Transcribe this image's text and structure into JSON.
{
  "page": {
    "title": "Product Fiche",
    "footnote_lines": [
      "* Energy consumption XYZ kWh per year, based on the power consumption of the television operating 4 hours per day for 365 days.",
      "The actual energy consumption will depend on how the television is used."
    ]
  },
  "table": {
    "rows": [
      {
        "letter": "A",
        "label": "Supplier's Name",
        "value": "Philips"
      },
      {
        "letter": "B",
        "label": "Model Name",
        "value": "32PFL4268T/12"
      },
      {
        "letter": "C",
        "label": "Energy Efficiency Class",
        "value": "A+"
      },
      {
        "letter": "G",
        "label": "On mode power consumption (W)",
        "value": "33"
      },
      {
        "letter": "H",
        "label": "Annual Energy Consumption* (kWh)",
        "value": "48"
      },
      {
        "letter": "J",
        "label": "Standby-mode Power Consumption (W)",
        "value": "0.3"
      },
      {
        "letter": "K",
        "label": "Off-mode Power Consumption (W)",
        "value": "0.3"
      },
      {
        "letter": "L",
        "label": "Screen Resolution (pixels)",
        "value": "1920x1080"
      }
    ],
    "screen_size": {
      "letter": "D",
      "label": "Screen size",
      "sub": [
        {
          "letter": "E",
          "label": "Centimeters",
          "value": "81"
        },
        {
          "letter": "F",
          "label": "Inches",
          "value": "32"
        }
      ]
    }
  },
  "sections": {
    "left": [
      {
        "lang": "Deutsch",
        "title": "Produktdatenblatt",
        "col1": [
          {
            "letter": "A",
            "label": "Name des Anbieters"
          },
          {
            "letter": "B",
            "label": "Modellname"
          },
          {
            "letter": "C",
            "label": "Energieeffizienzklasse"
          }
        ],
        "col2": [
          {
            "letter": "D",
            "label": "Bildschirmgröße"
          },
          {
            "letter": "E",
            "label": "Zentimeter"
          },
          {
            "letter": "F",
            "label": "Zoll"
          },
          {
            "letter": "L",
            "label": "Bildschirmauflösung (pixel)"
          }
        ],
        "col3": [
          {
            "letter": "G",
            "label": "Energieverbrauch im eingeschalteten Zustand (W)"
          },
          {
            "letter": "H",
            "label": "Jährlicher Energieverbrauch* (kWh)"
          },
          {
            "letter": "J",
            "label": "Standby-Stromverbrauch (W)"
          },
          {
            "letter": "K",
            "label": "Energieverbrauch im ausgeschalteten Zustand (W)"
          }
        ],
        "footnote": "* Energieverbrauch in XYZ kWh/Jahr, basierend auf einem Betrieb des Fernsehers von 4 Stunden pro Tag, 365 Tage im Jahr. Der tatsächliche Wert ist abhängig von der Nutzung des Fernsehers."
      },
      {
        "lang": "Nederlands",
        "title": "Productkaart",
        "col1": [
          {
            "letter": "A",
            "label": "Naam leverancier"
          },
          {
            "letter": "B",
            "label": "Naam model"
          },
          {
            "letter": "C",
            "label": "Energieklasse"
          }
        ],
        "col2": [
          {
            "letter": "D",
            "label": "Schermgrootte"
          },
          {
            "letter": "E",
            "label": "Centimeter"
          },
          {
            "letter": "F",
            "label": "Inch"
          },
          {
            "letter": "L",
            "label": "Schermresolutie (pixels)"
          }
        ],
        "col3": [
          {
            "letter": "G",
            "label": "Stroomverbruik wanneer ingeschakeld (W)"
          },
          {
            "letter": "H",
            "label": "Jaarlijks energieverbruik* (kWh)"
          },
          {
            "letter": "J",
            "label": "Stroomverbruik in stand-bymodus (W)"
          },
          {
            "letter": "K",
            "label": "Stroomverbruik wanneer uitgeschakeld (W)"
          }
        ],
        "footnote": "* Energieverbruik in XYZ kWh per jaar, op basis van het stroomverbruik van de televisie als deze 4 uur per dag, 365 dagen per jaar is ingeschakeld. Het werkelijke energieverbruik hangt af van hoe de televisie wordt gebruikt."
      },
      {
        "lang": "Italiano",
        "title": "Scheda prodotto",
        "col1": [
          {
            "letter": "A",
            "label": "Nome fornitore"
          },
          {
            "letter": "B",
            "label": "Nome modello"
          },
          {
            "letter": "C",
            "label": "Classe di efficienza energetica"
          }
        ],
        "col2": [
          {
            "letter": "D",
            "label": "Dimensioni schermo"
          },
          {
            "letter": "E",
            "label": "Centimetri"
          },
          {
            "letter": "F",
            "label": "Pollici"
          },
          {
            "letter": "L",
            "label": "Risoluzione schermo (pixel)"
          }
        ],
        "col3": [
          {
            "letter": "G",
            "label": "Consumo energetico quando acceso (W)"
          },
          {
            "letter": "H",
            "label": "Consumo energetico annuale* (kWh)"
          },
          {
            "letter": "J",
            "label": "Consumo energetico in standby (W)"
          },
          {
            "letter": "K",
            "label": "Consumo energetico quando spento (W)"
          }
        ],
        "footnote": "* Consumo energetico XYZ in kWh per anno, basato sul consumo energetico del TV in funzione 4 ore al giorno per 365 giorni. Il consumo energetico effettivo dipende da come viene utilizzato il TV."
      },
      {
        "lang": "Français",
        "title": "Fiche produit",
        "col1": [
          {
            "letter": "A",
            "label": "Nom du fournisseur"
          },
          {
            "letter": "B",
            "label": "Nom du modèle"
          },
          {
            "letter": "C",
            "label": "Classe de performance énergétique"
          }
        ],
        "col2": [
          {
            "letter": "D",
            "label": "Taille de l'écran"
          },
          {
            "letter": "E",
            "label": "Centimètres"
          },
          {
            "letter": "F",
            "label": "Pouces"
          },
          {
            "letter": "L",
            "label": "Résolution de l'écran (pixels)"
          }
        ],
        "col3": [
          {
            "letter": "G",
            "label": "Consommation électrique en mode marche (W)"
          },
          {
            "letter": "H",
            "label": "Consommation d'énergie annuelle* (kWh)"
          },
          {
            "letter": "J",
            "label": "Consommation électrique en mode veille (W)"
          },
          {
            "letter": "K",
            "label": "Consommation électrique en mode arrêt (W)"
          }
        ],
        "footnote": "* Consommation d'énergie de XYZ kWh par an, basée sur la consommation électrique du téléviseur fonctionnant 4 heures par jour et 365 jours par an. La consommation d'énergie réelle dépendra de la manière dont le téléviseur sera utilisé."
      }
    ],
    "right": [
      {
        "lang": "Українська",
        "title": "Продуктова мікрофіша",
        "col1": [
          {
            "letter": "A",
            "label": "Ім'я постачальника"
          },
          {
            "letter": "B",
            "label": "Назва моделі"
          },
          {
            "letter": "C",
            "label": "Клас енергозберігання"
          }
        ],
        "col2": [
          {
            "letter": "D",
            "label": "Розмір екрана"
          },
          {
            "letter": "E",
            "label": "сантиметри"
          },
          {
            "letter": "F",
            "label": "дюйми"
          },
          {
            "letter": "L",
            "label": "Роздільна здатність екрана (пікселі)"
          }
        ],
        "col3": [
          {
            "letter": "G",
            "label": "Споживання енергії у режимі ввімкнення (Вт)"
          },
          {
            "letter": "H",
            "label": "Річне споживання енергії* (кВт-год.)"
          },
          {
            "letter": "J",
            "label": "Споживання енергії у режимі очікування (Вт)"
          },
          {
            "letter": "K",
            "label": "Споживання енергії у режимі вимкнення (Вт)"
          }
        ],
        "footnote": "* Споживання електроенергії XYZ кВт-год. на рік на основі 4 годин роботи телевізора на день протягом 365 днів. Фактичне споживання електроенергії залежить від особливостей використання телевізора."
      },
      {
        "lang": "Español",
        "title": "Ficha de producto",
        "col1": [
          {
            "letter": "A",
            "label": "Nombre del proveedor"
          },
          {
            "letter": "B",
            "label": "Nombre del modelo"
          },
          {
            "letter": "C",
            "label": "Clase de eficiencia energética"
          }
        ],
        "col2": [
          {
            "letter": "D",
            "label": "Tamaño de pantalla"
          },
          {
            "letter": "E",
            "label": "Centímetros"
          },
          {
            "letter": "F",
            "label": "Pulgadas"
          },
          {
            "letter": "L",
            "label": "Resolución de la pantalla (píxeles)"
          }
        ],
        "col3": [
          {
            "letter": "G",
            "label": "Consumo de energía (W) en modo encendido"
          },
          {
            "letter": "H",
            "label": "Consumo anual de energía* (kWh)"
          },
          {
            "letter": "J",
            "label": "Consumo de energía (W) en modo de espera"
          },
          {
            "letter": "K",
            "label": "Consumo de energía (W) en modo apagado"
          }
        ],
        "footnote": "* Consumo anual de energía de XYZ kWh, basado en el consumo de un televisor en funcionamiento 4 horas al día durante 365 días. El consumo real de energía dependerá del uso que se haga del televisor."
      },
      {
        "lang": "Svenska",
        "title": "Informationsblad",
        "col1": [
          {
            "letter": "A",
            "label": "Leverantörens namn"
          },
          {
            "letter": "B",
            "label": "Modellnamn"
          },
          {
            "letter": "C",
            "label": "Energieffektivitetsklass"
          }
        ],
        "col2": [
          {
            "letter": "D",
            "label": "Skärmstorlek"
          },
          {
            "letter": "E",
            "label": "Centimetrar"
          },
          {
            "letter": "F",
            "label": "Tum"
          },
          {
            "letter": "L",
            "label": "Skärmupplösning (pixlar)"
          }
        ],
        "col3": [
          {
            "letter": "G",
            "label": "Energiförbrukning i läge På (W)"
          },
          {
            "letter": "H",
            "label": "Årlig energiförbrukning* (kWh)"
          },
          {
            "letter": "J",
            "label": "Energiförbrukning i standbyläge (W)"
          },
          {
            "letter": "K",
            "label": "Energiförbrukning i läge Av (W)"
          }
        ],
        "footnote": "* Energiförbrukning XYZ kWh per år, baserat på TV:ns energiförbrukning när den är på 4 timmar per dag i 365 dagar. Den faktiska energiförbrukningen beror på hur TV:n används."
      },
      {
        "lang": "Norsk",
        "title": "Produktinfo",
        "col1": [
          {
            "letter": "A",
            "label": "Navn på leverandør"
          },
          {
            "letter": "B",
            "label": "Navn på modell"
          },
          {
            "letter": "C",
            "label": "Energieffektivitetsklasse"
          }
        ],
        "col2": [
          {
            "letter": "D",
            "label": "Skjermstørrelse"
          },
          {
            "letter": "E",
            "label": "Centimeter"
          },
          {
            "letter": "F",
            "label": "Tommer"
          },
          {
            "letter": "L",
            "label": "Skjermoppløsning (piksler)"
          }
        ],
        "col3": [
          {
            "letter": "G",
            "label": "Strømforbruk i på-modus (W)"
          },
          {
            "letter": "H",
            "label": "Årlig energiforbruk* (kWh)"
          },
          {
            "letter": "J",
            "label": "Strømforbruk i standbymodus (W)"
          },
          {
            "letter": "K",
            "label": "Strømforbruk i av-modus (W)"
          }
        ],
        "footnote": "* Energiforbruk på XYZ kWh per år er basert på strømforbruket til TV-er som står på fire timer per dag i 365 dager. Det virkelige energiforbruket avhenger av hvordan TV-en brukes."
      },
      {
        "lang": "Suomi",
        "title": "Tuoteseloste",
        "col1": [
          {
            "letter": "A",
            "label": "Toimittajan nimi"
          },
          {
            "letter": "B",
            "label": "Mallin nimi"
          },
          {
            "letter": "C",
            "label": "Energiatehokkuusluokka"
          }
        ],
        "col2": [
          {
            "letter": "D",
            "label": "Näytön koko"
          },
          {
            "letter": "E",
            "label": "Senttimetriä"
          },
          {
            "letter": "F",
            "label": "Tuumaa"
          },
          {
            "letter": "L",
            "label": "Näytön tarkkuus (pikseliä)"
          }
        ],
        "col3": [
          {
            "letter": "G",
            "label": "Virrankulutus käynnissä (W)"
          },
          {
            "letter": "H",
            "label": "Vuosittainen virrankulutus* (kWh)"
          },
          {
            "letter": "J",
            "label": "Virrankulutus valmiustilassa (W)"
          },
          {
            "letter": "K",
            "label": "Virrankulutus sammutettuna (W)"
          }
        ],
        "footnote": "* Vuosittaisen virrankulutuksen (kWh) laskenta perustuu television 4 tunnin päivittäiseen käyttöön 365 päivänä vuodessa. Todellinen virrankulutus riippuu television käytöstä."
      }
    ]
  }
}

STATED GOAL: Gather each line in these records that contains the string "energía".

THE RESULT:
            "label": "Consumo de energía (W) en modo encendido"
            "label": "Consumo anual de energía* (kWh)"
            "label": "Consumo de energía (W) en modo de espera"
            "label": "Consumo de energía (W) en modo apagado"
        "footnote": "* Consumo anual de energía de XYZ kWh, basado en el consumo de un televisor en funcionamiento 4 horas al día durante 365 días. El consumo real de energía dependerá del uso que se haga del televisor."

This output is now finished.